| DOCUMENT SECTION |
Erissery (Malayalam: എരിശ്ശേരി [eɾiːʃːeɾi]), is a traditional Kerala dish from South India, made with ground coconut, spices, and key ingredients include raw plantain, elephant-foot yam, or pumpkin. it is a thick, mild side dish classified as a koottukari. It is an essential component of the traditional Kerala sadya, the vegetarian feast served during festive occasions.

== Preparation ==
The primary vegetable—or a combination of main vegetable is chopped into cubes, then add cowpeas or red beans and boile this mixture with water, turmeric powder, and salt until tender.

A fine paste made of freshly grated coconut, garlic, cumin seeds, red chili powder, turmeric, and black pepper powder is stirred into the cooked vegetables. The mixture is simmered gently on low heat to allow the raw spice flavours to dissipate without letting excess moisture build up, ensuring a thick consistency.

The signature feature of Erissery is its final tempering. This is done with Mustard seeds, dry red chillies, and fresh curry leaves are fried in coconut oil alongside a generous amount of grated coconut. The coconut is toasted until deep golden brown and fragrant before being poured over the curry.

| TO-DO LIST |
**a)** Print the Erissery passage starting with "Erissery (Malayalam: എരിശ്ശേരി" and going on through "salt until tender.".
**b)** According to the Erissery passage, what is the Kerala sadya?
The listing after the Erissery passage has no role here.

| RECORD SET |
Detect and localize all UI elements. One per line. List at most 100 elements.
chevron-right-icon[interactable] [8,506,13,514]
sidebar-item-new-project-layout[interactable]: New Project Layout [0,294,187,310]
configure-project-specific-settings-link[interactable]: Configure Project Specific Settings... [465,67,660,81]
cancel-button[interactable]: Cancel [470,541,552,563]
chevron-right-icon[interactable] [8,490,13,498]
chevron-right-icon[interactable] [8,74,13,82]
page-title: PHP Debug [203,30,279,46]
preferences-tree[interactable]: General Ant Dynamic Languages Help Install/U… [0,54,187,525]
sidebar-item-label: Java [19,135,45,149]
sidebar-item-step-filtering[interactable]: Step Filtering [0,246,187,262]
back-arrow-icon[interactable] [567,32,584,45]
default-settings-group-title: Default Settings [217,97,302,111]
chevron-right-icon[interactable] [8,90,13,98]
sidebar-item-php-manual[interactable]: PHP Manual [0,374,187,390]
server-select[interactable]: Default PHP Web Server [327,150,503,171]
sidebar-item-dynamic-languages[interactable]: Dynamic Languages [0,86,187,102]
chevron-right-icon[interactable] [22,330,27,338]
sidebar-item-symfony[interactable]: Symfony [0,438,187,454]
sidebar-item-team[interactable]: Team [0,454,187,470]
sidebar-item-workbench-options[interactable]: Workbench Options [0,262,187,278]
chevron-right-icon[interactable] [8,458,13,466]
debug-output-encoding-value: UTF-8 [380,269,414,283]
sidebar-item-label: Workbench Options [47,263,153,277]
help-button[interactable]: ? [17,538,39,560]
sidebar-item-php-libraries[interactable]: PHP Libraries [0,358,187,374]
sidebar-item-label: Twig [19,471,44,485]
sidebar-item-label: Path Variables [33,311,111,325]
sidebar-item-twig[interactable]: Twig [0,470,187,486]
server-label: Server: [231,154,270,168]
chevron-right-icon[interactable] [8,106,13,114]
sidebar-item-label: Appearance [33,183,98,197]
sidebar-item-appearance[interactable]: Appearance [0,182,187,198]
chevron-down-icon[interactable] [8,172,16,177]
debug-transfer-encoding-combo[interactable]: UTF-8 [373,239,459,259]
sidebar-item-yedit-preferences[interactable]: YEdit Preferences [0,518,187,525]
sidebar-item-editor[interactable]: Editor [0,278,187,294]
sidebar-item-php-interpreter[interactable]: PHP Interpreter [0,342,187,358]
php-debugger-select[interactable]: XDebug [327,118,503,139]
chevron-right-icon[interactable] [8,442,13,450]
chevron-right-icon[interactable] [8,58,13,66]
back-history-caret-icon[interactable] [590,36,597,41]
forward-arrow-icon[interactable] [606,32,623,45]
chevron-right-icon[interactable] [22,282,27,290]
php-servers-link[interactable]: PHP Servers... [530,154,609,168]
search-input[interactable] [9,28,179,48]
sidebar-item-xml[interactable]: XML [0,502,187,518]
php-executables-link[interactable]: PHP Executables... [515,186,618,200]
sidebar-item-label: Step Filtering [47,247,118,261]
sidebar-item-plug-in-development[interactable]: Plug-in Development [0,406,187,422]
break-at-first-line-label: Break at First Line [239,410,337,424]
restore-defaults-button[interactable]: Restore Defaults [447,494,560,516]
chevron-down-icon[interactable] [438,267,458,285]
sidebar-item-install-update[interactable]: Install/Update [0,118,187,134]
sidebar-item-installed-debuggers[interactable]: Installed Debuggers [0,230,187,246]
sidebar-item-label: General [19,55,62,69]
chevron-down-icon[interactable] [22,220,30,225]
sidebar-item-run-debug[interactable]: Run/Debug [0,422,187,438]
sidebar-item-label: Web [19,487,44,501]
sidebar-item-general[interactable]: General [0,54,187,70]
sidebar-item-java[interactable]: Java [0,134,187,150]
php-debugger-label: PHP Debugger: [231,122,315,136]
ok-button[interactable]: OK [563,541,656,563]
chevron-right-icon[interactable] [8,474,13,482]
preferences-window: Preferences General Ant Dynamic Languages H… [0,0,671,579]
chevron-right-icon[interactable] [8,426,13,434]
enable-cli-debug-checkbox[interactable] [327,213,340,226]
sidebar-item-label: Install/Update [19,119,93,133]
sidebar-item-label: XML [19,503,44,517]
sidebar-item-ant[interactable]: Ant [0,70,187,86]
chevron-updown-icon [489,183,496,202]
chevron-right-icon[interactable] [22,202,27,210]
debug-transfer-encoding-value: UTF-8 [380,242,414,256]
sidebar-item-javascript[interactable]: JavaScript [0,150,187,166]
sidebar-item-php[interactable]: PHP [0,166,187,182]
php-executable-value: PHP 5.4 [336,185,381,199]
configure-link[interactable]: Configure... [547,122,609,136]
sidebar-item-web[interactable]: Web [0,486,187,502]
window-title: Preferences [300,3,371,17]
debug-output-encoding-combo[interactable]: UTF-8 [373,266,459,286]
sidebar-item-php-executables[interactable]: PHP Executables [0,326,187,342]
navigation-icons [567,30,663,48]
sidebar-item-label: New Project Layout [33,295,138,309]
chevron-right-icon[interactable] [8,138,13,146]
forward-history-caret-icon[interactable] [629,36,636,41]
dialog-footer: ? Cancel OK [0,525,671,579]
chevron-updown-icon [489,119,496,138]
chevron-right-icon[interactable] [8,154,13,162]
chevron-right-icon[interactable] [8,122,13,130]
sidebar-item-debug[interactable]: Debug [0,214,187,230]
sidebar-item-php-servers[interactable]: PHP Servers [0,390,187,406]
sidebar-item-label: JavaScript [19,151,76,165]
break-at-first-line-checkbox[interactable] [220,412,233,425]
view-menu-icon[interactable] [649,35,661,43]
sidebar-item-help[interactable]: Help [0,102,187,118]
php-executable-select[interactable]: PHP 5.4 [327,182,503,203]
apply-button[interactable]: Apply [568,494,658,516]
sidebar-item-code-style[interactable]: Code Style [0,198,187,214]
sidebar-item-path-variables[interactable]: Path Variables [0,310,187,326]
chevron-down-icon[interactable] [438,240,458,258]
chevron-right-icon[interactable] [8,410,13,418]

| THE SOLUTIONS |
**a)**
Erissery (Malayalam: എരിശ്ശേരി [eɾiːʃːeɾi]), is a traditional Kerala dish from South India, made with ground coconut, spices, and key ingredients include raw plantain, elephant-foot yam, or pumpkin. it is a thick, mild side dish classified as a koottukari. It is an essential component of the traditional Kerala sadya, the vegetarian feast served during festive occasions.

== Preparation ==
The primary vegetable—or a combination of main vegetable is chopped into cubes, then add cowpeas or red beans and boile this mixture with water, turmeric powder, and salt until tender.

**b)** The vegetarian feast served during festive occasions.